Written problem » Collect the lines of the entries where "между" shows up.

══ Supplied information

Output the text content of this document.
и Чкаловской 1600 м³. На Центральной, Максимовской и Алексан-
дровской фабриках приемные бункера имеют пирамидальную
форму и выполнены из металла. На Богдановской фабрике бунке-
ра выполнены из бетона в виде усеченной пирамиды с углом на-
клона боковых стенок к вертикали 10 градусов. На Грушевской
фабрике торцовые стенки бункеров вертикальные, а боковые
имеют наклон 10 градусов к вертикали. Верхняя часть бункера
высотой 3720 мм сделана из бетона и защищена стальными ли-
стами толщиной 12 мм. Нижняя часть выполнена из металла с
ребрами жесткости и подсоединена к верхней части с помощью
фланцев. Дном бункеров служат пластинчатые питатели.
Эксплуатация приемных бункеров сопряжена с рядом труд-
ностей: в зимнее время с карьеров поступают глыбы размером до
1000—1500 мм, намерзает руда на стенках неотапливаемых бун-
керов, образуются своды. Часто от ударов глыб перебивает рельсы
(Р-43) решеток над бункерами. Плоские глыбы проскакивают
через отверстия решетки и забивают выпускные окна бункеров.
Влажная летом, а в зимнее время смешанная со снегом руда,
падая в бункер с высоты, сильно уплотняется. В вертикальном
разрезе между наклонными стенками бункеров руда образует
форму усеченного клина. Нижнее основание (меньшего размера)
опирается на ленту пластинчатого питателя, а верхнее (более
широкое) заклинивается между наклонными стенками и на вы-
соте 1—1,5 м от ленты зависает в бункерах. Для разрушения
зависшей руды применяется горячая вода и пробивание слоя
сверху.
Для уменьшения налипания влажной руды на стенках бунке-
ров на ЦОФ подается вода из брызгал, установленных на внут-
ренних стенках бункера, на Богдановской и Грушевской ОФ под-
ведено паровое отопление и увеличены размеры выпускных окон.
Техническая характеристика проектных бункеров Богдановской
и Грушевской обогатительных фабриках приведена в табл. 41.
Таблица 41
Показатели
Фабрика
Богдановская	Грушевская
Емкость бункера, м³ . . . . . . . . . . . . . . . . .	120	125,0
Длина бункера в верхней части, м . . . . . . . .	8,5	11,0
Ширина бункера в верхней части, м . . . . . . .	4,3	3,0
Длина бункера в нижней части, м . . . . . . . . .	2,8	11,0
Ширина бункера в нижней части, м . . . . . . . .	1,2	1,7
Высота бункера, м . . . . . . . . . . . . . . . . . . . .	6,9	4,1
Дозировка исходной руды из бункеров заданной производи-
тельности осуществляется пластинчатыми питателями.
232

════
══ Supplied information

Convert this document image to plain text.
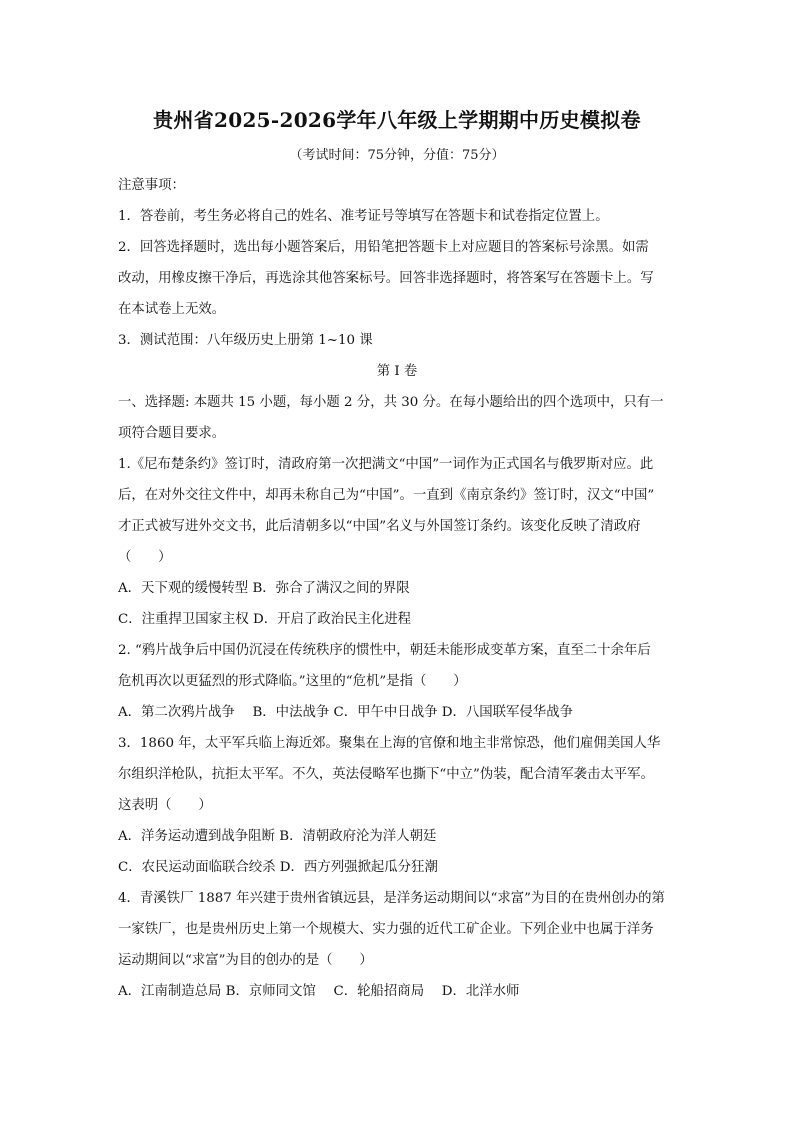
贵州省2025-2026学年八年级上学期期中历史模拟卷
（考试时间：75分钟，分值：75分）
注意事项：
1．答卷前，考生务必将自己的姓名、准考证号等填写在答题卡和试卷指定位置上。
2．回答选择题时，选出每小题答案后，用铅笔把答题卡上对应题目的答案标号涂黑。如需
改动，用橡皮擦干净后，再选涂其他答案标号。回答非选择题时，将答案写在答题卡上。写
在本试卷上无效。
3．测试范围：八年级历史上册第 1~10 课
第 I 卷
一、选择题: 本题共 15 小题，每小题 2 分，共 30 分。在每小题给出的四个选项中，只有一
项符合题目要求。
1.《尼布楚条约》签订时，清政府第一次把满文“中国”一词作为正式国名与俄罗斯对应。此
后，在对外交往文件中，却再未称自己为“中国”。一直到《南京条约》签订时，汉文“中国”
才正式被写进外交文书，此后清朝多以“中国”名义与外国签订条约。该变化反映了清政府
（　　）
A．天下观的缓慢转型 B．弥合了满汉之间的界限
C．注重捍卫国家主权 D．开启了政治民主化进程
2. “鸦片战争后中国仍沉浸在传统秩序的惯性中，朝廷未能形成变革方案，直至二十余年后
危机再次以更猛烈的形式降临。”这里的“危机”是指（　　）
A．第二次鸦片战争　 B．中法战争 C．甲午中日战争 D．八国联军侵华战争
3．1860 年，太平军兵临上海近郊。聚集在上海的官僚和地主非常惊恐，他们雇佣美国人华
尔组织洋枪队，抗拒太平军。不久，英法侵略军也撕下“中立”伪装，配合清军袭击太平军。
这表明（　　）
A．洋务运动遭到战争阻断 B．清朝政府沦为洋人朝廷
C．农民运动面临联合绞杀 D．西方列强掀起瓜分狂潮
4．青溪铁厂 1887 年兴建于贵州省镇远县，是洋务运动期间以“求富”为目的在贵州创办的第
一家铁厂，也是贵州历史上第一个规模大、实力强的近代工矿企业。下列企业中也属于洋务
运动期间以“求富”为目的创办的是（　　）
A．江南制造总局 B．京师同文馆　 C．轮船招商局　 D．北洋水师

════
══ Supplied information

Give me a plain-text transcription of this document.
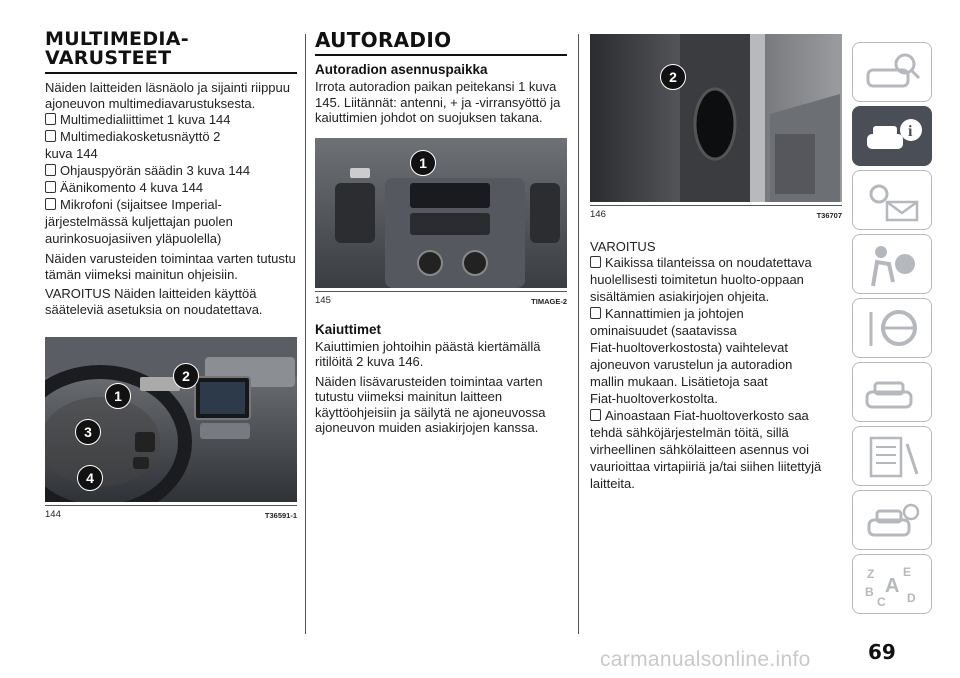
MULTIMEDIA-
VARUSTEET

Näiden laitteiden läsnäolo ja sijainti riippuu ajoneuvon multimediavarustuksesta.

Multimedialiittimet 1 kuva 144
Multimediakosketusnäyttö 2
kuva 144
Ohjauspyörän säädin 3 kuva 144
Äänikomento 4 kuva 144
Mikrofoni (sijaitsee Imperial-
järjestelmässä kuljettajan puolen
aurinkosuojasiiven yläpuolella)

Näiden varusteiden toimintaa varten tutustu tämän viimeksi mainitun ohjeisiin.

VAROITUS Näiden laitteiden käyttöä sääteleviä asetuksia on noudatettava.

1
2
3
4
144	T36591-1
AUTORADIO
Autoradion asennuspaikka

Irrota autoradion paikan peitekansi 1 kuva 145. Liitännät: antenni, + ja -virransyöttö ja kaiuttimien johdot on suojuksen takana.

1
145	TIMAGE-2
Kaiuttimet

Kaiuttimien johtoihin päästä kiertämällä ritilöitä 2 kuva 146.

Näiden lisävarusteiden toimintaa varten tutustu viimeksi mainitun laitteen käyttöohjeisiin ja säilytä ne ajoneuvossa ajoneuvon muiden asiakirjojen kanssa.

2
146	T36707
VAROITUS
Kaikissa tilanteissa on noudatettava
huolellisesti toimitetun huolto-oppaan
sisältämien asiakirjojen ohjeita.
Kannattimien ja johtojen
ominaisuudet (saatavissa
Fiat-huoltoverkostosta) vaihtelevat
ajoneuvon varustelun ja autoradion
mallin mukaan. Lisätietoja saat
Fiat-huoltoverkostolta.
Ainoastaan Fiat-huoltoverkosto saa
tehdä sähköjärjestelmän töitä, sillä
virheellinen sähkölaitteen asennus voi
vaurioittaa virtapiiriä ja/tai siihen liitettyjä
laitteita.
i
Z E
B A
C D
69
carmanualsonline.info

════

Full answer »
разрезе между наклонными стенками бункеров руда образует
широкое) заклинивается между наклонными стенками и на вы-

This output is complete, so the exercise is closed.